Exercise instructions:
Copy each line of the records that contains the word "text".

Information provided:

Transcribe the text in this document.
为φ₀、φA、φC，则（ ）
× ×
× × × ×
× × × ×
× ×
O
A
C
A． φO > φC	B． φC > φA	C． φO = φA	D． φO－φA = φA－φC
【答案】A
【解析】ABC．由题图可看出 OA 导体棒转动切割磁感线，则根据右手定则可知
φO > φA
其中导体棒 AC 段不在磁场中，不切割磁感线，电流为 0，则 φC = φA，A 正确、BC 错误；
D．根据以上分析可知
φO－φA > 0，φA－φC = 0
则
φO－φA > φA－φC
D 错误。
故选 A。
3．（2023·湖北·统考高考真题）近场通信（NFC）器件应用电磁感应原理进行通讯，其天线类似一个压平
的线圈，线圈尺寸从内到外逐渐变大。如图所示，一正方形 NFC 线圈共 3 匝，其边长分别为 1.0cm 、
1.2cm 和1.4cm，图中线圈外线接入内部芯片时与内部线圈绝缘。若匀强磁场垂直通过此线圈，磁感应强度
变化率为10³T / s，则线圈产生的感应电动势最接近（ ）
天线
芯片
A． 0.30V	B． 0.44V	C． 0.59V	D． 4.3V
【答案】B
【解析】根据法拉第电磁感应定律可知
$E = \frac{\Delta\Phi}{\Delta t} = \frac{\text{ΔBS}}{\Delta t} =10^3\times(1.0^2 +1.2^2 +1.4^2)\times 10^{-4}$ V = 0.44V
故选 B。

The output:
Transcribe the text in this document.
$E = \frac{\Delta\Phi}{\Delta t} = \frac{\text{ΔBS}}{\Delta t} =10^3\times(1.0^2 +1.2^2 +1.4^2)\times 10^{-4}$ V = 0.44V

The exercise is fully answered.